[What to produce] From the material below, list every line containing "視界が悪くなる".

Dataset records
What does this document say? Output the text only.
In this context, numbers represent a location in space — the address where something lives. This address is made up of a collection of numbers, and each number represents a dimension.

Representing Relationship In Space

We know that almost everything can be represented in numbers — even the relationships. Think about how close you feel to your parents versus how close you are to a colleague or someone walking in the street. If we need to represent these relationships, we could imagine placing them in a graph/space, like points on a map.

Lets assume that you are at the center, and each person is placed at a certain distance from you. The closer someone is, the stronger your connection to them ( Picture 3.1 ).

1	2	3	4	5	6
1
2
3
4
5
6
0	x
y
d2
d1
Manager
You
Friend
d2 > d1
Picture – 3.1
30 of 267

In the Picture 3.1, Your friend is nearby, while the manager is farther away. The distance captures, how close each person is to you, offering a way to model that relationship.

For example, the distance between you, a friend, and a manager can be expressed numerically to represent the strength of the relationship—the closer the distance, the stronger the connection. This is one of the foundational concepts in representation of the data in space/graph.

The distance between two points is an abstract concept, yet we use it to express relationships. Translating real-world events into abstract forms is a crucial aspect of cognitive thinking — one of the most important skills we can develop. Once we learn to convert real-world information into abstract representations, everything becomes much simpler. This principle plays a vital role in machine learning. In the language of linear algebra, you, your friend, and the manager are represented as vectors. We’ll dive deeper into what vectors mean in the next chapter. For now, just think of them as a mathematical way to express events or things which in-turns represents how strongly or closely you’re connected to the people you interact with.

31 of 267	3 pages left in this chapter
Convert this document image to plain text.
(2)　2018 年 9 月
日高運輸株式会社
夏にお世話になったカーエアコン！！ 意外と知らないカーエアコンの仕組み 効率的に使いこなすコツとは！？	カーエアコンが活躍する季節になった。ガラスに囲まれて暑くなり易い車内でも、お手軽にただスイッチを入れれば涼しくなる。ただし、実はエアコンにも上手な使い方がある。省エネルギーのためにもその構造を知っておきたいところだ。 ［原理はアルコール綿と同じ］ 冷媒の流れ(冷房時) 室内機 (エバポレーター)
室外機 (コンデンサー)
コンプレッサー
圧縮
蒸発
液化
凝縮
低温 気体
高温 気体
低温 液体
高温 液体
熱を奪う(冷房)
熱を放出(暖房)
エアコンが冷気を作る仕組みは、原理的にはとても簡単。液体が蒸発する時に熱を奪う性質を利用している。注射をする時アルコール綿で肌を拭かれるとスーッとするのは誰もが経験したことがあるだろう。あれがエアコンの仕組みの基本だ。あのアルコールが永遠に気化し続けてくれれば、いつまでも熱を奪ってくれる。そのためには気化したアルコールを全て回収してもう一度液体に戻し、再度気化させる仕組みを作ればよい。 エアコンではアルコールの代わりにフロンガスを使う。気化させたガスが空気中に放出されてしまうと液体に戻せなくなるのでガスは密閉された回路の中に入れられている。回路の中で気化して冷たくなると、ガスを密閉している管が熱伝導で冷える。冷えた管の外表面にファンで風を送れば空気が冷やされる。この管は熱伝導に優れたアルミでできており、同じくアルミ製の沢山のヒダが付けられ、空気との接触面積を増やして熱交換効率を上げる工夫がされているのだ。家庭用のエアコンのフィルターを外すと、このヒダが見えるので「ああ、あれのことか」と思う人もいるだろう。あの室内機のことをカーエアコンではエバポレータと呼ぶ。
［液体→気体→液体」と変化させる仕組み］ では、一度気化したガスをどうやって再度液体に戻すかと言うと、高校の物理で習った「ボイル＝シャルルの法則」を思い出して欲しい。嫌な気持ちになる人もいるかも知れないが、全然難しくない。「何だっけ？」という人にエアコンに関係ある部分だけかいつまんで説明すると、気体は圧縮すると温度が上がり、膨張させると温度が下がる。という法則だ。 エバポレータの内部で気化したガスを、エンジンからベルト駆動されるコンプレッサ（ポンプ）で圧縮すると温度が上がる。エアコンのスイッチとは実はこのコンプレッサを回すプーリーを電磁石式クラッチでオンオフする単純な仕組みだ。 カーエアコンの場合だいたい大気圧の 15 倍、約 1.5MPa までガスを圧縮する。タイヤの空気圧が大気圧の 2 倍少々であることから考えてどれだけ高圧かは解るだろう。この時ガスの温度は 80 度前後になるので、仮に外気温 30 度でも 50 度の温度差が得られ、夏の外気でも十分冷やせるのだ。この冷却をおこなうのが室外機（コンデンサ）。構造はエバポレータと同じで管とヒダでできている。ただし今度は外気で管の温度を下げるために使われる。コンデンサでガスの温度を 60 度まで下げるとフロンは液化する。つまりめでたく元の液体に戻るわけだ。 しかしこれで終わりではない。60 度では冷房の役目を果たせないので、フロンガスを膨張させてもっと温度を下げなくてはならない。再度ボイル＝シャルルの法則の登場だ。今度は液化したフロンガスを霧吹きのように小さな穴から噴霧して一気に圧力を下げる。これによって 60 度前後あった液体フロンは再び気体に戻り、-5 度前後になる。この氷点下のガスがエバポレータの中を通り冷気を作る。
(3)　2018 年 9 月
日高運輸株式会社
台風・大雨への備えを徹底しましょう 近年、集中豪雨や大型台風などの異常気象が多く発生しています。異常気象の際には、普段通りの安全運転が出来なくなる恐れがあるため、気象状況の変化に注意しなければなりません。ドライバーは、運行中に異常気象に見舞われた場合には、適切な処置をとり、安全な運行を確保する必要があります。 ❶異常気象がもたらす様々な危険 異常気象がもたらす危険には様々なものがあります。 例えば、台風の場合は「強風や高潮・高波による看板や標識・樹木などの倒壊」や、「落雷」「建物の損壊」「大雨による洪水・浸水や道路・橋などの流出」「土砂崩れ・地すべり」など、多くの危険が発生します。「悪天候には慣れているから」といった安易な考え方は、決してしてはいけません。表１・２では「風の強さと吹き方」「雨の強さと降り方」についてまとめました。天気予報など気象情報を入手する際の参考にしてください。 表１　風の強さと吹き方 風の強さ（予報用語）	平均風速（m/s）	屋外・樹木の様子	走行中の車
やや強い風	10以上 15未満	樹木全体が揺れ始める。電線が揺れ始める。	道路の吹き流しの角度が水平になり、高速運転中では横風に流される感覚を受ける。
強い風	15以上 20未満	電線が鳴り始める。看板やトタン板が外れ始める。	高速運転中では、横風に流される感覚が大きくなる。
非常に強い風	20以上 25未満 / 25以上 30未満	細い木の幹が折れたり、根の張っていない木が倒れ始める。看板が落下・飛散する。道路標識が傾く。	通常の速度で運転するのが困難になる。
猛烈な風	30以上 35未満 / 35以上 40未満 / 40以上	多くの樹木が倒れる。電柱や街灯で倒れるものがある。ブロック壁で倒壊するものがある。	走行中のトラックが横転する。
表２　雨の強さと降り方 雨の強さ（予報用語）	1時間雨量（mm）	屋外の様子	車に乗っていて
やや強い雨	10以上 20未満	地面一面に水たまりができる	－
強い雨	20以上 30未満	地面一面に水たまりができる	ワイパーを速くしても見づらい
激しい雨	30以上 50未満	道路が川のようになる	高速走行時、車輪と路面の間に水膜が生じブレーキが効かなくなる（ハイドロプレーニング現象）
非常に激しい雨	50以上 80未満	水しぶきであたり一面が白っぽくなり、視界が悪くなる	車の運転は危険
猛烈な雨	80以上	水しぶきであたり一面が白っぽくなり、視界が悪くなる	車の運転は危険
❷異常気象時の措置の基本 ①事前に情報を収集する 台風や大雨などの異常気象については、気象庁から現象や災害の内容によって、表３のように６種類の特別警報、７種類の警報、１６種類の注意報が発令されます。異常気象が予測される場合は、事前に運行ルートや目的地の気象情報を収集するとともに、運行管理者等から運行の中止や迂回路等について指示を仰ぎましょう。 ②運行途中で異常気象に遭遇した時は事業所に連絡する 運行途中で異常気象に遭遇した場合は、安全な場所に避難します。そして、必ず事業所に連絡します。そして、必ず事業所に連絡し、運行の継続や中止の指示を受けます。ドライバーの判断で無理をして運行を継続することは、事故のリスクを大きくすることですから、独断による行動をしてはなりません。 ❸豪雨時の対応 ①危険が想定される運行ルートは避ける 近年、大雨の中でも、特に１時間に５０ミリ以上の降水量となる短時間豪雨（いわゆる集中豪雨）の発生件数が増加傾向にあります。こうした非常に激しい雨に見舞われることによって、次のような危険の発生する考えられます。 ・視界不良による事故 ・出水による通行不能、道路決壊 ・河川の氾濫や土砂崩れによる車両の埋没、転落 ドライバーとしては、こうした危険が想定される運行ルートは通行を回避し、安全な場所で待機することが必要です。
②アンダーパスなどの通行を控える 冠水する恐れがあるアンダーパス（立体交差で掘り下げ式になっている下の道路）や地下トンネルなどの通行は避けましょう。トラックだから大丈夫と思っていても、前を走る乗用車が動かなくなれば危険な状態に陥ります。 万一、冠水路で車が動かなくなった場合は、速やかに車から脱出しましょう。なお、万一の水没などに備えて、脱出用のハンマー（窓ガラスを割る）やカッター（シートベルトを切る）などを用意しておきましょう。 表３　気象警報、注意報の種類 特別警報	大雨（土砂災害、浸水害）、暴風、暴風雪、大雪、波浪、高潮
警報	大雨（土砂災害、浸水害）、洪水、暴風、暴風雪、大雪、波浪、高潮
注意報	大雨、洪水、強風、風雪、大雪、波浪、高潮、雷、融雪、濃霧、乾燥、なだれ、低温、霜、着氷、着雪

[Solution for this task]
非常に激しい雨	50以上 80未満	水しぶきであたり一面が白っぽくなり、視界が悪くなる	車の運転は危険
猛烈な雨	80以上	水しぶきであたり一面が白っぽくなり、視界が悪くなる	車の運転は危険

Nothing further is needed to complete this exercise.